## Dataset
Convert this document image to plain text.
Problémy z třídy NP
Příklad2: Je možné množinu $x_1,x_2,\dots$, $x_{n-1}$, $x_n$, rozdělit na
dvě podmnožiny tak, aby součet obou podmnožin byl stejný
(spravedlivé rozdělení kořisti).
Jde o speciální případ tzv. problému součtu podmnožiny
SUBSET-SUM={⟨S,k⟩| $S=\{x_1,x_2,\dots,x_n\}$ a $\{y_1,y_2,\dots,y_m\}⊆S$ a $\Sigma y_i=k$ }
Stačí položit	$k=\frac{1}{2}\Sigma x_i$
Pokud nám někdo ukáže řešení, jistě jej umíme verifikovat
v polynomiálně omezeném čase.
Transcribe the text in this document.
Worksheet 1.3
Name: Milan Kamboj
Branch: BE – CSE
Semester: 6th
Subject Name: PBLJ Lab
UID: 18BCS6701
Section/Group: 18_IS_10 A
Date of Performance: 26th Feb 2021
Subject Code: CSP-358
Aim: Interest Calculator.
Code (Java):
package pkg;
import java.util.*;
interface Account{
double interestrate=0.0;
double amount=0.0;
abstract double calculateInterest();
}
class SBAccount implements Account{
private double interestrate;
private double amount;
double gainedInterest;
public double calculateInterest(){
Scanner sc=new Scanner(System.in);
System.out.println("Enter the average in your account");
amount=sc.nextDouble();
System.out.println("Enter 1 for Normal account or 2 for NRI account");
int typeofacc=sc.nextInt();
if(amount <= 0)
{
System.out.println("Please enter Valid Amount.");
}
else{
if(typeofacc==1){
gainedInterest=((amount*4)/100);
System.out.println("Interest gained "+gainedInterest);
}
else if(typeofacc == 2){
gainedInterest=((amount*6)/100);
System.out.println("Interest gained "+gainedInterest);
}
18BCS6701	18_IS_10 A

## What the task asks
Restate the whole of the material exactly.

## Exercise output
Convert this document image to plain text.
Problémy z třídy NP
Příklad2: Je možné množinu $x_1,x_2,\dots$, $x_{n-1}$, $x_n$, rozdělit na
dvě podmnožiny tak, aby součet obou podmnožin byl stejný
(spravedlivé rozdělení kořisti).
Jde o speciální případ tzv. problému součtu podmnožiny
SUBSET-SUM={⟨S,k⟩| $S=\{x_1,x_2,\dots,x_n\}$ a $\{y_1,y_2,\dots,y_m\}⊆S$ a $\Sigma y_i=k$ }
Stačí položit	$k=\frac{1}{2}\Sigma x_i$
Pokud nám někdo ukáže řešení, jistě jej umíme verifikovat
v polynomiálně omezeném čase.
Transcribe the text in this document.
Worksheet 1.3
Name: Milan Kamboj
Branch: BE – CSE
Semester: 6th
Subject Name: PBLJ Lab
UID: 18BCS6701
Section/Group: 18_IS_10 A
Date of Performance: 26th Feb 2021
Subject Code: CSP-358
Aim: Interest Calculator.
Code (Java):
package pkg;
import java.util.*;
interface Account{
double interestrate=0.0;
double amount=0.0;
abstract double calculateInterest();
}
class SBAccount implements Account{
private double interestrate;
private double amount;
double gainedInterest;
public double calculateInterest(){
Scanner sc=new Scanner(System.in);
System.out.println("Enter the average in your account");
amount=sc.nextDouble();
System.out.println("Enter 1 for Normal account or 2 for NRI account");
int typeofacc=sc.nextInt();
if(amount <= 0)
{
System.out.println("Please enter Valid Amount.");
}
else{
if(typeofacc==1){
gainedInterest=((amount*4)/100);
System.out.println("Interest gained "+gainedInterest);
}
else if(typeofacc == 2){
gainedInterest=((amount*6)/100);
System.out.println("Interest gained "+gainedInterest);
}
18BCS6701	18_IS_10 A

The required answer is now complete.